*WHAT IS ASKED:* Give all the lines below again, exactly, with no pictures.

*GIVEN DATA:*
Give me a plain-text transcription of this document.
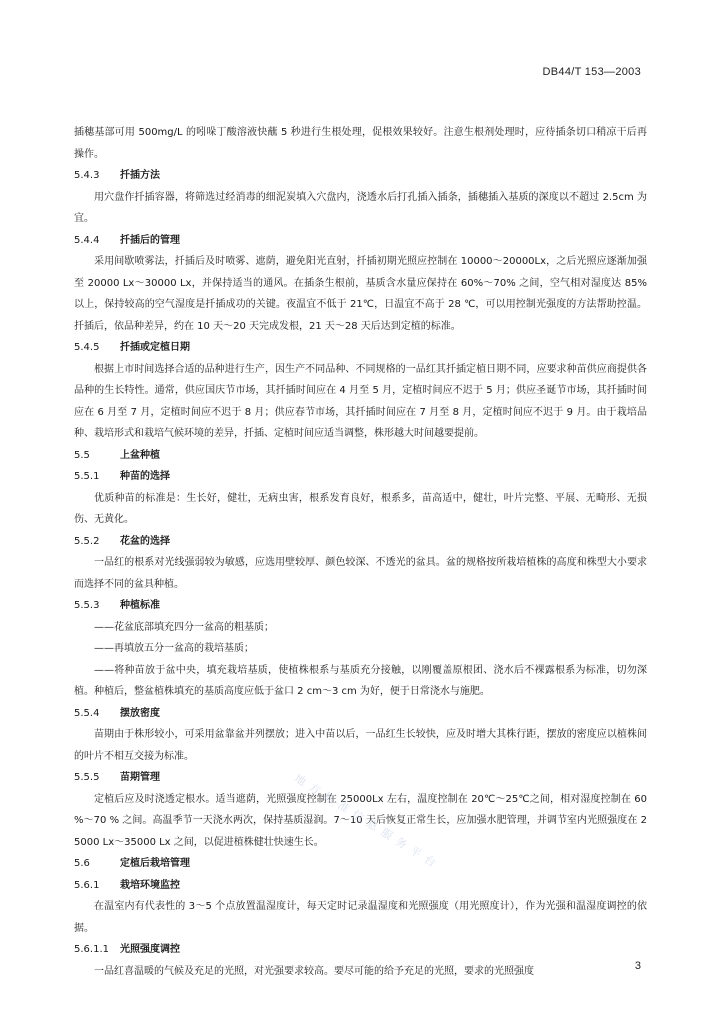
DB44/T 153—2003

插穗基部可用 500mg/L 的吲哚丁酸溶液快蘸 5 秒进行生根处理，促根效果较好。注意生根剂处理时，应待插条切口稍凉干后再操作。

5.4.3 扦插方法

用穴盘作扦插容器，将筛选过经消毒的细泥炭填入穴盘内，浇透水后打孔插入插条，插穗插入基质的深度以不超过 2.5cm 为宜。

5.4.4 扦插后的管理

采用间歇喷雾法，扦插后及时喷雾、遮荫，避免阳光直射，扦插初期光照应控制在 10000～20000Lx，之后光照应逐渐加强至 20000 Lx～30000 Lx，并保持适当的通风。在插条生根前，基质含水量应保持在 60%～70% 之间，空气相对湿度达 85% 以上，保持较高的空气湿度是扦插成功的关键。夜温宜不低于 21℃，日温宜不高于 28 ℃，可以用控制光强度的方法帮助控温。扦插后，依品种差异，约在 10 天～20 天完成发根，21 天～28 天后达到定植的标准。

5.4.5 扦插或定植日期

根据上市时间选择合适的品种进行生产，因生产不同品种、不同规格的一品红其扦插定植日期不同，应要求种苗供应商提供各品种的生长特性。通常，供应国庆节市场，其扦插时间应在 4 月至 5 月，定植时间应不迟于 5 月；供应圣诞节市场，其扦插时间应在 6 月至 7 月，定植时间应不迟于 8 月；供应春节市场，其扦插时间应在 7 月至 8 月，定植时间应不迟于 9 月。由于栽培品种、栽培形式和栽培气候环境的差异，扦插、定植时间应适当调整，株形越大时间越要提前。

5.5	上盆种植
5.5.1 种苗的选择

优质种苗的标准是：生长好，健壮，无病虫害，根系发育良好，根系多，苗高适中，健壮，叶片完整、平展、无畸形、无损伤、无黄化。

5.5.2 花盆的选择

一品红的根系对光线强弱较为敏感，应选用壁较厚、颜色较深、不透光的盆具。盆的规格按所栽培植株的高度和株型大小要求而选择不同的盆具种植。

5.5.3 种植标准

——花盆底部填充四分一盆高的粗基质；

——再填放五分一盆高的栽培基质；

——将种苗放于盆中央，填充栽培基质，使植株根系与基质充分接触，以刚覆盖原根团、浇水后不裸露根系为标准，切勿深植。种植后，整盆植株填充的基质高度应低于盆口 2 cm～3 cm 为好，便于日常浇水与施肥。

5.5.4 摆放密度

苗期由于株形较小，可采用盆靠盆并列摆放；进入中苗以后，一品红生长较快，应及时增大其株行距，摆放的密度应以植株间的叶片不相互交接为标准。

5.5.5 苗期管理

定植后应及时浇透定根水。适当遮荫，光照强度控制在 25000Lx 左右，温度控制在 20℃～25℃之间，相对湿度控制在 60 %～70 % 之间。高温季节一天浇水两次，保持基质湿润。7～10 天后恢复正常生长，应加强水肥管理，并调节室内光照强度在 25000 Lx～35000 Lx 之间，以促进植株健壮快速生长。

5.6	定植后栽培管理
5.6.1 栽培环境监控

在温室内有代表性的 3～5 个点放置温湿度计，每天定时记录温湿度和光照强度（用光照度计），作为光强和温湿度调控的依据。

5.6.1.1 光照强度调控

一品红喜温暖的气候及充足的光照，对光强要求较高。要尽可能的给予充足的光照，要求的光照强度

地方标准信息服务平台
3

*IN RESPONSE:*
Give me a plain-text transcription of this document.
DB44/T 153—2003

插穗基部可用 500mg/L 的吲哚丁酸溶液快蘸 5 秒进行生根处理，促根效果较好。注意生根剂处理时，应待插条切口稍凉干后再操作。

5.4.3 扦插方法

用穴盘作扦插容器，将筛选过经消毒的细泥炭填入穴盘内，浇透水后打孔插入插条，插穗插入基质的深度以不超过 2.5cm 为宜。

5.4.4 扦插后的管理

采用间歇喷雾法，扦插后及时喷雾、遮荫，避免阳光直射，扦插初期光照应控制在 10000～20000Lx，之后光照应逐渐加强至 20000 Lx～30000 Lx，并保持适当的通风。在插条生根前，基质含水量应保持在 60%～70% 之间，空气相对湿度达 85% 以上，保持较高的空气湿度是扦插成功的关键。夜温宜不低于 21℃，日温宜不高于 28 ℃，可以用控制光强度的方法帮助控温。扦插后，依品种差异，约在 10 天～20 天完成发根，21 天～28 天后达到定植的标准。

5.4.5 扦插或定植日期

根据上市时间选择合适的品种进行生产，因生产不同品种、不同规格的一品红其扦插定植日期不同，应要求种苗供应商提供各品种的生长特性。通常，供应国庆节市场，其扦插时间应在 4 月至 5 月，定植时间应不迟于 5 月；供应圣诞节市场，其扦插时间应在 6 月至 7 月，定植时间应不迟于 8 月；供应春节市场，其扦插时间应在 7 月至 8 月，定植时间应不迟于 9 月。由于栽培品种、栽培形式和栽培气候环境的差异，扦插、定植时间应适当调整，株形越大时间越要提前。

5.5	上盆种植
5.5.1 种苗的选择

优质种苗的标准是：生长好，健壮，无病虫害，根系发育良好，根系多，苗高适中，健壮，叶片完整、平展、无畸形、无损伤、无黄化。

5.5.2 花盆的选择

一品红的根系对光线强弱较为敏感，应选用壁较厚、颜色较深、不透光的盆具。盆的规格按所栽培植株的高度和株型大小要求而选择不同的盆具种植。

5.5.3 种植标准

——花盆底部填充四分一盆高的粗基质；

——再填放五分一盆高的栽培基质；

——将种苗放于盆中央，填充栽培基质，使植株根系与基质充分接触，以刚覆盖原根团、浇水后不裸露根系为标准，切勿深植。种植后，整盆植株填充的基质高度应低于盆口 2 cm～3 cm 为好，便于日常浇水与施肥。

5.5.4 摆放密度

苗期由于株形较小，可采用盆靠盆并列摆放；进入中苗以后，一品红生长较快，应及时增大其株行距，摆放的密度应以植株间的叶片不相互交接为标准。

5.5.5 苗期管理

定植后应及时浇透定根水。适当遮荫，光照强度控制在 25000Lx 左右，温度控制在 20℃～25℃之间，相对湿度控制在 60 %～70 % 之间。高温季节一天浇水两次，保持基质湿润。7～10 天后恢复正常生长，应加强水肥管理，并调节室内光照强度在 25000 Lx～35000 Lx 之间，以促进植株健壮快速生长。

5.6	定植后栽培管理
5.6.1 栽培环境监控

在温室内有代表性的 3～5 个点放置温湿度计，每天定时记录温湿度和光照强度（用光照度计），作为光强和温湿度调控的依据。

5.6.1.1 光照强度调控

一品红喜温暖的气候及充足的光照，对光强要求较高。要尽可能的给予充足的光照，要求的光照强度

地方标准信息服务平台
3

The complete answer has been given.